» GOAL 1: Can you print the Powerball jackpot thread word for word, with nothing left out?

» TEXT PASSAGE:
--------

Feb 8, 2015, 9:30 am

The powerball jackpot has reached $450M annuity, taking an unprecedented 19 draws to do so. (The highest previous number of draws required by Powerball was 16.)

Based on the cash value of the previous jackpot, $256.8M and the cash value of this one, $304.1M, this means that the lottery is estimating that they will have sales of around $148M, which translates into roughly 74 million tickets.

If these figures prove accurate, the Poisson distribution for randomly picked numbers suggest the following probabilities for numbers of winners.

k, number of winners | p(m,k) |

0 | 65.57% |

1 | 27.68% |

2 | 5.84% |

3 | 0.82% |

4 | 0.09% |

5 | 0.01% |

As things stand, the most probable outcome is another rollover. These probabilities are subject to change if the sales figures increase, and do not take into account situations in which people skew the distribution by doing things like playing their birthdates or other things which reduce the randomness of ticket choices.

Feb 8, 2015, 1:34 pm

According to lottoreport ticket sales for the last drawing equaled that amount so that is a conservative estimation since sales usually increase every drawing until it is won. I wouldn't be surprised if the jackpot guesstimation is a half billion dollars before Wednesday's drawing.

Feb 8, 2015, 5:12 pm

RJOH: I would not be surprised either; however these probabilities, which certainly have limits, are based on what the current situation is.

Feb 8, 2015, 9:54 pm

This is the first time the Powerball jackpot rolled over 20 times in a row. In the past it has rolled over 19 times in a row and it reached 18 consecutive rollovers twice before.

--------

» ROWS:
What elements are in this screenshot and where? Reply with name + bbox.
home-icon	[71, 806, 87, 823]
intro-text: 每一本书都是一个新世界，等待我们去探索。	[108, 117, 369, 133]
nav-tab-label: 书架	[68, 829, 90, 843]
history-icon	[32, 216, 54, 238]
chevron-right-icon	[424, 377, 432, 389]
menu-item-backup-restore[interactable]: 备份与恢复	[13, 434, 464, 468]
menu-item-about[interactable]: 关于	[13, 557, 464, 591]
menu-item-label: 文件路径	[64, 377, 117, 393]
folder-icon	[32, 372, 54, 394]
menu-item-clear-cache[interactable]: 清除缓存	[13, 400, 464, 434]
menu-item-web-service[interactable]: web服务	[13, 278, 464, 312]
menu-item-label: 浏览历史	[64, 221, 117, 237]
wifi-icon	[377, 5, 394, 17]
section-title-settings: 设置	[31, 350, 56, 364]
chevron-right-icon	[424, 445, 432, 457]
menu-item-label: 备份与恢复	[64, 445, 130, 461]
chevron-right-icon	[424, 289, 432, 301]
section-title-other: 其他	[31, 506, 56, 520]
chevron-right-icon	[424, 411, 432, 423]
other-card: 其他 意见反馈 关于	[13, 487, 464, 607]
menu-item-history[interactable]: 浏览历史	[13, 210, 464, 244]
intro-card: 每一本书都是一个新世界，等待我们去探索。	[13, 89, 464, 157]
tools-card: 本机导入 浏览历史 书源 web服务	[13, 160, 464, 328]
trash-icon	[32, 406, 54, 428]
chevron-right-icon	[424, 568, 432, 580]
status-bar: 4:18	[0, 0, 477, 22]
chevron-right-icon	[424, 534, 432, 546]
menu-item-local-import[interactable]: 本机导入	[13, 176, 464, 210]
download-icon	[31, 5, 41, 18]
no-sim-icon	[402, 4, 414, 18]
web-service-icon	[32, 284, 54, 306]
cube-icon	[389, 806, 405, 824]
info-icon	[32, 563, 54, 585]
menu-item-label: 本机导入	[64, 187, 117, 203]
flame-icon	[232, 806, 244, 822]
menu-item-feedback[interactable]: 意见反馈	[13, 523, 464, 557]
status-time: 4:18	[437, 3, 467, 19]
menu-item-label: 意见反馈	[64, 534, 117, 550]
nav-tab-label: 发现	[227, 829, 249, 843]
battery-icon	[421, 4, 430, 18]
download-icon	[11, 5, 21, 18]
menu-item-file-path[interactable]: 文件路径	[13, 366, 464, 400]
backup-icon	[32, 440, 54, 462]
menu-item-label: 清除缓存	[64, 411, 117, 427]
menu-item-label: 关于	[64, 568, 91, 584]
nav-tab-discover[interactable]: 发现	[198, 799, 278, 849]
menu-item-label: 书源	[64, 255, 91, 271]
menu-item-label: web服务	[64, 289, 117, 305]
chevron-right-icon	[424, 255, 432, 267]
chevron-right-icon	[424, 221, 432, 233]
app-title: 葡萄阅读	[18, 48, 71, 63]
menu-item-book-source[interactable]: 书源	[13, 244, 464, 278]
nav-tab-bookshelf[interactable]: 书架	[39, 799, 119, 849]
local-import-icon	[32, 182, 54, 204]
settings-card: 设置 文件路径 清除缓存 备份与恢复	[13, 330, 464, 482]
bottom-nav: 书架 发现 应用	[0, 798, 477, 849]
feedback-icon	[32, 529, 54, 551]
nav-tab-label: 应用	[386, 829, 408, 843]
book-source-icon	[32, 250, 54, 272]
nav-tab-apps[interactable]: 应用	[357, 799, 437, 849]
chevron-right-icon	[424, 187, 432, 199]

--------

» GOAL 2: In the rows, take the part that opens with their first line and closes with the line containing "89, 464, 157]". Can you write that part out again with "chevron-right-icon" replaced by "arrow-right-icon" and everything else left the same?

» EXPECTED ANSWER 1:
Feb 8, 2015, 9:30 am

The powerball jackpot has reached $450M annuity, taking an unprecedented 19 draws to do so. (The highest previous number of draws required by Powerball was 16.)

Based on the cash value of the previous jackpot, $256.8M and the cash value of this one, $304.1M, this means that the lottery is estimating that they will have sales of around $148M, which translates into roughly 74 million tickets.

If these figures prove accurate, the Poisson distribution for randomly picked numbers suggest the following probabilities for numbers of winners.

k, number of winners | p(m,k) |

0 | 65.57% |

1 | 27.68% |

2 | 5.84% |

3 | 0.82% |

4 | 0.09% |

5 | 0.01% |

As things stand, the most probable outcome is another rollover. These probabilities are subject to change if the sales figures increase, and do not take into account situations in which people skew the distribution by doing things like playing their birthdates or other things which reduce the randomness of ticket choices.

Feb 8, 2015, 1:34 pm

According to lottoreport ticket sales for the last drawing equaled that amount so that is a conservative estimation since sales usually increase every drawing until it is won. I wouldn't be surprised if the jackpot guesstimation is a half billion dollars before Wednesday's drawing.

Feb 8, 2015, 5:12 pm

RJOH: I would not be surprised either; however these probabilities, which certainly have limits, are based on what the current situation is.

Feb 8, 2015, 9:54 pm

This is the first time the Powerball jackpot rolled over 20 times in a row. In the past it has rolled over 19 times in a row and it reached 18 consecutive rollovers twice before.

» EXPECTED ANSWER 2:
What elements are in this screenshot and where? Reply with name + bbox.
home-icon	[71, 806, 87, 823]
intro-text: 每一本书都是一个新世界，等待我们去探索。	[108, 117, 369, 133]
nav-tab-label: 书架	[68, 829, 90, 843]
history-icon	[32, 216, 54, 238]
arrow-right-icon	[424, 377, 432, 389]
menu-item-backup-restore[interactable]: 备份与恢复	[13, 434, 464, 468]
menu-item-about[interactable]: 关于	[13, 557, 464, 591]
menu-item-label: 文件路径	[64, 377, 117, 393]
folder-icon	[32, 372, 54, 394]
menu-item-clear-cache[interactable]: 清除缓存	[13, 400, 464, 434]
menu-item-web-service[interactable]: web服务	[13, 278, 464, 312]
menu-item-label: 浏览历史	[64, 221, 117, 237]
wifi-icon	[377, 5, 394, 17]
section-title-settings: 设置	[31, 350, 56, 364]
arrow-right-icon	[424, 445, 432, 457]
menu-item-label: 备份与恢复	[64, 445, 130, 461]
arrow-right-icon	[424, 289, 432, 301]
section-title-other: 其他	[31, 506, 56, 520]
arrow-right-icon	[424, 411, 432, 423]
other-card: 其他 意见反馈 关于	[13, 487, 464, 607]
menu-item-history[interactable]: 浏览历史	[13, 210, 464, 244]
intro-card: 每一本书都是一个新世界，等待我们去探索。	[13, 89, 464, 157]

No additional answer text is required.